## WHAT YOU HAVE TO DO
Every line of the records must be repeated exactly; pictures stay out.

----- LISTED RECORDS

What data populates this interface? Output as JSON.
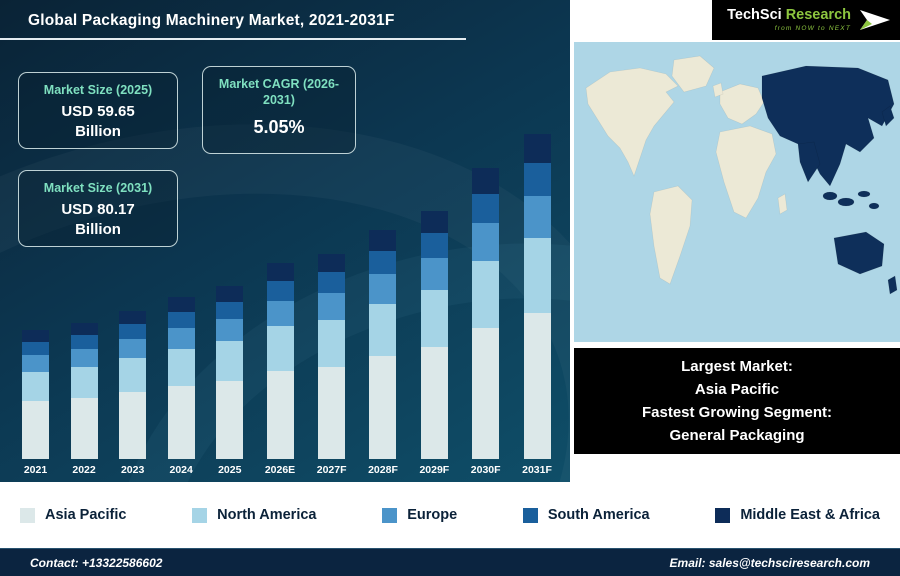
{
  "header": {
    "title": "Global Packaging Machinery Market, 2021-2031F"
  },
  "logo": {
    "part1": "TechSci",
    "part2": "Research",
    "tagline": "from NOW to NEXT"
  },
  "theme": {
    "accent_mint": "#7fe0c0",
    "brand_green": "#8dc63f",
    "panel_navy": "#0b2440"
  },
  "stat_boxes": [
    {
      "label": "Market Size (2025)",
      "value": "USD 59.65",
      "unit": "Billion"
    },
    {
      "label": "Market CAGR (2026-2031)",
      "value": "5.05%"
    },
    {
      "label": "Market Size (2031)",
      "value": "USD 80.17",
      "unit": "Billion"
    }
  ],
  "map_panel": {
    "ocean_color": "#aed6e6",
    "land_color": "#ece9d6",
    "highlight_color": "#0e2f5a",
    "highlighted_region": "Asia Pacific"
  },
  "callout_box": {
    "lines": [
      "Largest Market:",
      "Asia Pacific",
      "Fastest Growing Segment:",
      "General Packaging"
    ]
  },
  "chart_data": {
    "type": "bar",
    "stacked": true,
    "title": "Global Packaging Machinery Market, 2021-2031F",
    "xlabel": "",
    "ylabel": "",
    "y_axis_shown": false,
    "units": "relative height units (chart displays no value axis)",
    "legend_position": "bottom",
    "categories": [
      "2021",
      "2022",
      "2023",
      "2024",
      "2025",
      "2026E",
      "2027F",
      "2028F",
      "2029F",
      "2030F",
      "2031F"
    ],
    "series": [
      {
        "name": "Asia Pacific",
        "color": "#dce8e9",
        "values": [
          58,
          61,
          67,
          73,
          78,
          88,
          92,
          103,
          112,
          131,
          146
        ]
      },
      {
        "name": "North America",
        "color": "#a5d4e6",
        "values": [
          29,
          31,
          34,
          37,
          40,
          45,
          47,
          52,
          57,
          67,
          75
        ]
      },
      {
        "name": "Europe",
        "color": "#4b94c9",
        "values": [
          17,
          18,
          19,
          21,
          22,
          25,
          27,
          30,
          32,
          38,
          42
        ]
      },
      {
        "name": "South America",
        "color": "#1a5f9c",
        "values": [
          13,
          14,
          15,
          16,
          17,
          20,
          21,
          23,
          25,
          29,
          33
        ]
      },
      {
        "name": "Middle East & Africa",
        "color": "#0d2c58",
        "values": [
          12,
          12,
          13,
          15,
          16,
          18,
          18,
          21,
          22,
          26,
          29
        ]
      }
    ]
  },
  "footer": {
    "contact": "Contact: +13322586602",
    "email": "Email: sales@techsciresearch.com"
  }
}
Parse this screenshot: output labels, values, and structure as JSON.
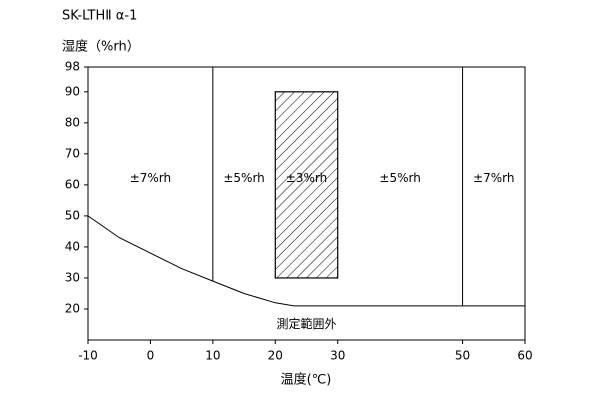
{
  "chart_data": {
    "type": "region",
    "title": "SK-LTHⅡ α-1",
    "ylabel": "湿度（%rh）",
    "xlabel": "温度(℃)",
    "xlim": [
      -10,
      60
    ],
    "ylim": [
      10,
      98
    ],
    "xticks": [
      -10,
      0,
      10,
      20,
      30,
      50,
      60
    ],
    "yticks": [
      20,
      30,
      40,
      50,
      60,
      70,
      80,
      90,
      98
    ],
    "boundary": {
      "x": [
        -10,
        -5,
        0,
        5,
        10,
        15,
        20,
        23,
        60
      ],
      "y": [
        50,
        43,
        38,
        33,
        29,
        25,
        22,
        21,
        21
      ]
    },
    "dividers": [
      10,
      50
    ],
    "hatched": {
      "x": [
        20,
        30
      ],
      "y": [
        30,
        90
      ]
    },
    "zones": [
      {
        "label": "±7%rh",
        "x": [
          -10,
          10
        ]
      },
      {
        "label": "±5%rh",
        "x": [
          10,
          20
        ]
      },
      {
        "label": "±3%rh",
        "x": [
          20,
          30
        ]
      },
      {
        "label": "±5%rh",
        "x": [
          30,
          50
        ]
      },
      {
        "label": "±7%rh",
        "x": [
          50,
          60
        ]
      }
    ],
    "zone_label_y": 62,
    "out_of_range_label": "測定範囲外",
    "out_of_range_y": 15
  }
}
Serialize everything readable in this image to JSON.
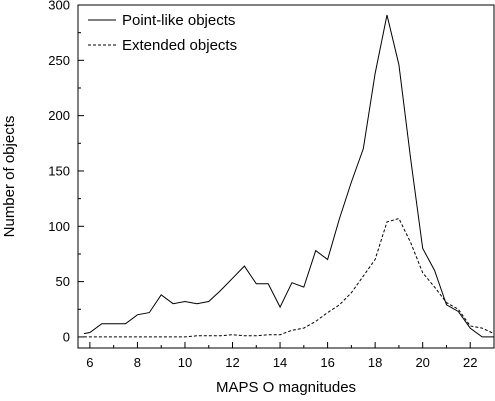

----------

## SOLUTION
What data populates this interface? Output as JSON.
{
  "header": {
    "title": "Global Packaging Machinery Market, 2021-2031F"
  },
  "logo": {
    "part1": "TechSci",
    "part2": "Research",
    "tagline": "from NOW to NEXT"
  },
  "theme": {
    "accent_mint": "#7fe0c0",
    "brand_green": "#8dc63f",
    "panel_navy": "#0b2440"
  },
  "stat_boxes": [
    {
      "label": "Market Size (2025)",
      "value": "USD 59.65",
      "unit": "Billion"
    },
    {
      "label": "Market CAGR (2026-2031)",
      "value": "5.05%"
    },
    {
      "label": "Market Size (2031)",
      "value": "USD 80.17",
      "unit": "Billion"
    }
  ],
  "map_panel": {
    "ocean_color": "#aed6e6",
    "land_color": "#ece9d6",
    "highlight_color": "#0e2f5a",
    "highlighted_region": "Asia Pacific"
  },
  "callout_box": {
    "lines": [
      "Largest Market:",
      "Asia Pacific",
      "Fastest Growing Segment:",
      "General Packaging"
    ]
  },
  "chart_data": {
    "type": "bar",
    "stacked": true,
    "title": "Global Packaging Machinery Market, 2021-2031F",
    "xlabel": "",
    "ylabel": "",
    "y_axis_shown": false,
    "units": "relative height units (chart displays no value axis)",
    "legend_position": "bottom",
    "categories": [
      "2021",
      "2022",
      "2023",
      "2024",
      "2025",
      "2026E",
      "2027F",
      "2028F",
      "2029F",
      "2030F",
      "2031F"
    ],
    "series": [
      {
        "name": "Asia Pacific",
        "color": "#dce8e9",
        "values": [
          58,
          61,
          67,
          73,
          78,
          88,
          92,
          103,
          112,
          131,
          146
        ]
      },
      {
        "name": "North America",
        "color": "#a5d4e6",
        "values": [
          29,
          31,
          34,
          37,
          40,
          45,
          47,
          52,
          57,
          67,
          75
        ]
      },
      {
        "name": "Europe",
        "color": "#4b94c9",
        "values": [
          17,
          18,
          19,
          21,
          22,
          25,
          27,
          30,
          32,
          38,
          42
        ]
      },
      {
        "name": "South America",
        "color": "#1a5f9c",
        "values": [
          13,
          14,
          15,
          16,
          17,
          20,
          21,
          23,
          25,
          29,
          33
        ]
      },
      {
        "name": "Middle East & Africa",
        "color": "#0d2c58",
        "values": [
          12,
          12,
          13,
          15,
          16,
          18,
          18,
          21,
          22,
          26,
          29
        ]
      }
    ]
  },
  "footer": {
    "contact": "Contact: +13322586602",
    "email": "Email: sales@techsciresearch.com"
  }
}
Parse this screenshot: output labels, values, and structure as JSON.
{
  "chart_data": {
    "type": "region",
    "title": "SK-LTHⅡ α-1",
    "ylabel": "湿度（%rh）",
    "xlabel": "温度(℃)",
    "xlim": [
      -10,
      60
    ],
    "ylim": [
      10,
      98
    ],
    "xticks": [
      -10,
      0,
      10,
      20,
      30,
      50,
      60
    ],
    "yticks": [
      20,
      30,
      40,
      50,
      60,
      70,
      80,
      90,
      98
    ],
    "boundary": {
      "x": [
        -10,
        -5,
        0,
        5,
        10,
        15,
        20,
        23,
        60
      ],
      "y": [
        50,
        43,
        38,
        33,
        29,
        25,
        22,
        21,
        21
      ]
    },
    "dividers": [
      10,
      50
    ],
    "hatched": {
      "x": [
        20,
        30
      ],
      "y": [
        30,
        90
      ]
    },
    "zones": [
      {
        "label": "±7%rh",
        "x": [
          -10,
          10
        ]
      },
      {
        "label": "±5%rh",
        "x": [
          10,
          20
        ]
      },
      {
        "label": "±3%rh",
        "x": [
          20,
          30
        ]
      },
      {
        "label": "±5%rh",
        "x": [
          30,
          50
        ]
      },
      {
        "label": "±7%rh",
        "x": [
          50,
          60
        ]
      }
    ],
    "zone_label_y": 62,
    "out_of_range_label": "測定範囲外",
    "out_of_range_y": 15
  }
}
Serialize everything readable in this image to JSON.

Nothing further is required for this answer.